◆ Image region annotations
◆ ◆ ◆ ◆ ◆ ◆ ◆
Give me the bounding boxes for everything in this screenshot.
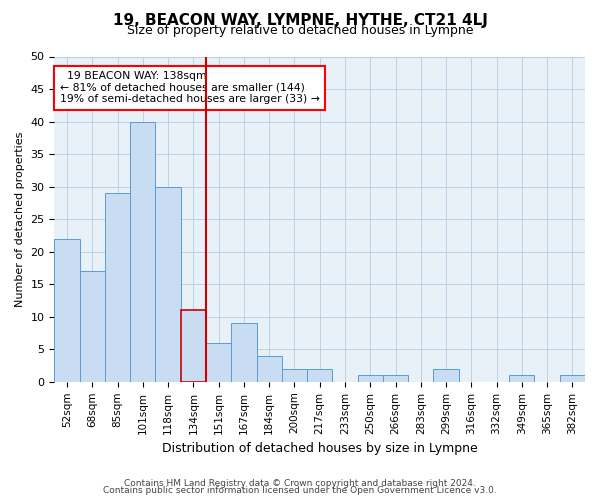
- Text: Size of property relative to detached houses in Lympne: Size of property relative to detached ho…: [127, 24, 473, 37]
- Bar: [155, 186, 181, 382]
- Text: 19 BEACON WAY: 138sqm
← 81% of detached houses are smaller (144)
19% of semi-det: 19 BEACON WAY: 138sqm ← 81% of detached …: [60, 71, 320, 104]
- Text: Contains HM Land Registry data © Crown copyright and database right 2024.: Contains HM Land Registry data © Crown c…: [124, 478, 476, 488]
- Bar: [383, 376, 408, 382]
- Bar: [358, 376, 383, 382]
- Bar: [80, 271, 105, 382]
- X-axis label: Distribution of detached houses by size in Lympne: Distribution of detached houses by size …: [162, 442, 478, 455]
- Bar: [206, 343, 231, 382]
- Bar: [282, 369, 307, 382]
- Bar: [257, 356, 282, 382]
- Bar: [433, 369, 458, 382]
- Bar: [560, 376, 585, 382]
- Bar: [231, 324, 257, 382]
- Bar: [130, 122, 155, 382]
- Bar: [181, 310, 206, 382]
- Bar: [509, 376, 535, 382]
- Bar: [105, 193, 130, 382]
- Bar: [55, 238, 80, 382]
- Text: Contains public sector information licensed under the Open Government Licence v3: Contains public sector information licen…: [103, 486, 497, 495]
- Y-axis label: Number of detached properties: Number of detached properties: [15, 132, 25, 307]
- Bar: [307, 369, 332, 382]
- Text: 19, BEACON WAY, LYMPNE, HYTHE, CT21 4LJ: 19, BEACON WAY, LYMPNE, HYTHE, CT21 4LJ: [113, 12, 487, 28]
◆ ◆ ◆ ◆ ◆ ◆ ◆
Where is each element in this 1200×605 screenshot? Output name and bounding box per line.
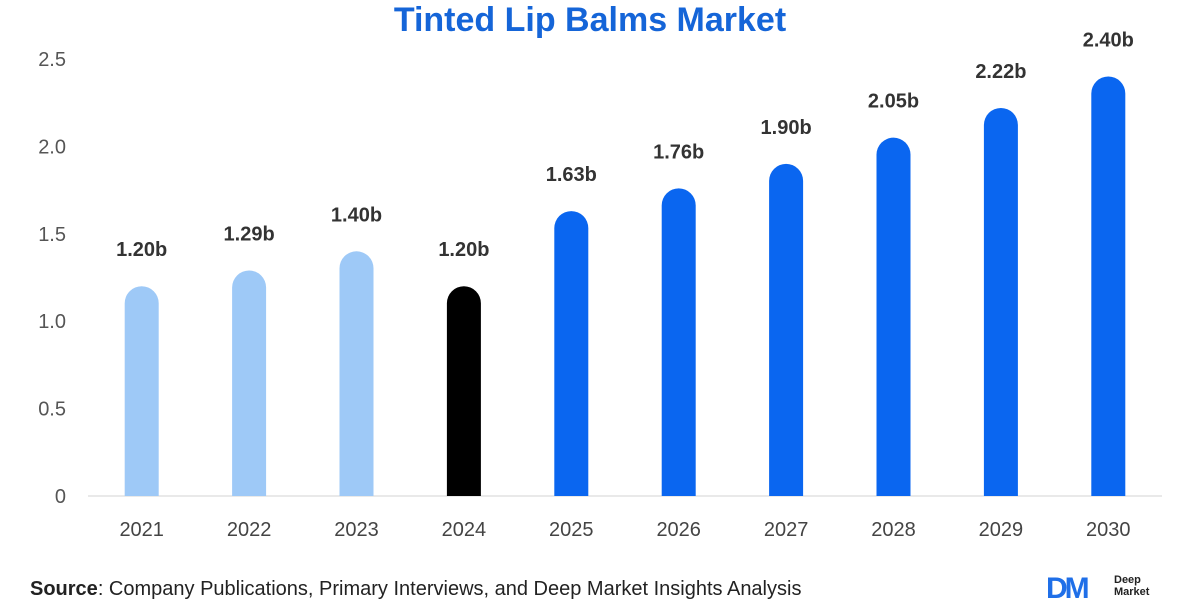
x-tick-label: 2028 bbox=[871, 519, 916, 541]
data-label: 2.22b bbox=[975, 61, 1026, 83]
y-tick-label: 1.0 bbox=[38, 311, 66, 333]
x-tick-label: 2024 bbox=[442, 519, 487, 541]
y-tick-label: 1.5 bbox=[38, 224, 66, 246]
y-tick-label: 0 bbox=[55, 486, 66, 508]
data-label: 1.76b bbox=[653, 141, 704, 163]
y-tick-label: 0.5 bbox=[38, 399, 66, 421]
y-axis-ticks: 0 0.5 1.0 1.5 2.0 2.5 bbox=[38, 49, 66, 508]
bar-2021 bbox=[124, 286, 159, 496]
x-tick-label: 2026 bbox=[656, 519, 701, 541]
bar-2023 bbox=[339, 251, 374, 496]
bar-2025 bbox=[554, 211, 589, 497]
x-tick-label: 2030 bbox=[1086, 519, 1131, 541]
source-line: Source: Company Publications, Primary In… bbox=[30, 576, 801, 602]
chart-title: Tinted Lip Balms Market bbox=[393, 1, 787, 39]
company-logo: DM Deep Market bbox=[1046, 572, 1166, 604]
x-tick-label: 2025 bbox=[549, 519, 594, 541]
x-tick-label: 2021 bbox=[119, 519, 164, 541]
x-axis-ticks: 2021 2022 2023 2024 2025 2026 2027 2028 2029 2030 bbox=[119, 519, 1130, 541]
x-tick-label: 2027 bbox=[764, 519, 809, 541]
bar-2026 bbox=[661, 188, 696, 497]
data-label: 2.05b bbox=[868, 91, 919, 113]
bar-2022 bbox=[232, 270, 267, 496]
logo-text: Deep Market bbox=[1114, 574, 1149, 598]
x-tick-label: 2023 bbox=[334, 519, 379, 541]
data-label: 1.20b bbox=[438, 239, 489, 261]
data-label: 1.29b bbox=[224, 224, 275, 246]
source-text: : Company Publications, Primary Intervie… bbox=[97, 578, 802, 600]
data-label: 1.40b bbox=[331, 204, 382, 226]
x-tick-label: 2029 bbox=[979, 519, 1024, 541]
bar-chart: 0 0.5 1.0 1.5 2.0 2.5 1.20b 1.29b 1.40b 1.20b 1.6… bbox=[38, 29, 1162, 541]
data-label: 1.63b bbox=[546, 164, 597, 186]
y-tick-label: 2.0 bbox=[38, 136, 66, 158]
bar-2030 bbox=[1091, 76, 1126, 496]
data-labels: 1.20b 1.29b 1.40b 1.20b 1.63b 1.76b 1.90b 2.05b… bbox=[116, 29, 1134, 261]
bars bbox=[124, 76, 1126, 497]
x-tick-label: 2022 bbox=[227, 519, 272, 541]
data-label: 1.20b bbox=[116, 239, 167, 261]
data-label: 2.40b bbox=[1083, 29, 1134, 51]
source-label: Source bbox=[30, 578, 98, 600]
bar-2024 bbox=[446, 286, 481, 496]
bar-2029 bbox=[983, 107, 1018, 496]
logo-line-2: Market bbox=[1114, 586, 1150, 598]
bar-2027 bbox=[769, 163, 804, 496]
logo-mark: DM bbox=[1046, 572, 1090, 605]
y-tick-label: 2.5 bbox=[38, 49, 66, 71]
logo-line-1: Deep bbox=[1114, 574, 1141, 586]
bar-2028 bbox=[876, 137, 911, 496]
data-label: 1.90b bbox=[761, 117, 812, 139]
◆ ◆ ◆ ◆ ◆ ◆ ◆
◆ Direction
Reproduce, unchanged, the lines of the records from the one containing "x-tick-label: 2028 bbox=[871, 519, 916, 541]" through the one containing "bar-2026 bbox=[661, 188, 696, 497]", including both of those lines.

◆ Written solution
x-tick-label: 2028 bbox=[871, 519, 916, 541]
data-label: 2.22b bbox=[975, 61, 1026, 83]
y-tick-label: 1.0 bbox=[38, 311, 66, 333]
x-tick-label: 2024 bbox=[442, 519, 487, 541]
y-tick-label: 1.5 bbox=[38, 224, 66, 246]
y-tick-label: 0 bbox=[55, 486, 66, 508]
data-label: 1.76b bbox=[653, 141, 704, 163]
y-tick-label: 0.5 bbox=[38, 399, 66, 421]
y-axis-ticks: 0 0.5 1.0 1.5 2.0 2.5 bbox=[38, 49, 66, 508]
bar-2021 bbox=[124, 286, 159, 496]
x-tick-label: 2026 bbox=[656, 519, 701, 541]
bar-2023 bbox=[339, 251, 374, 496]
bar-2025 bbox=[554, 211, 589, 497]
x-tick-label: 2030 bbox=[1086, 519, 1131, 541]
source-line: Source: Company Publications, Primary In… bbox=[30, 576, 801, 602]
chart-title: Tinted Lip Balms Market bbox=[393, 1, 787, 39]
company-logo: DM Deep Market bbox=[1046, 572, 1166, 604]
x-tick-label: 2025 bbox=[549, 519, 594, 541]
x-tick-label: 2021 bbox=[119, 519, 164, 541]
x-axis-ticks: 2021 2022 2023 2024 2025 2026 2027 2028 2029 2030 bbox=[119, 519, 1130, 541]
x-tick-label: 2027 bbox=[764, 519, 809, 541]
bar-2026 bbox=[661, 188, 696, 497]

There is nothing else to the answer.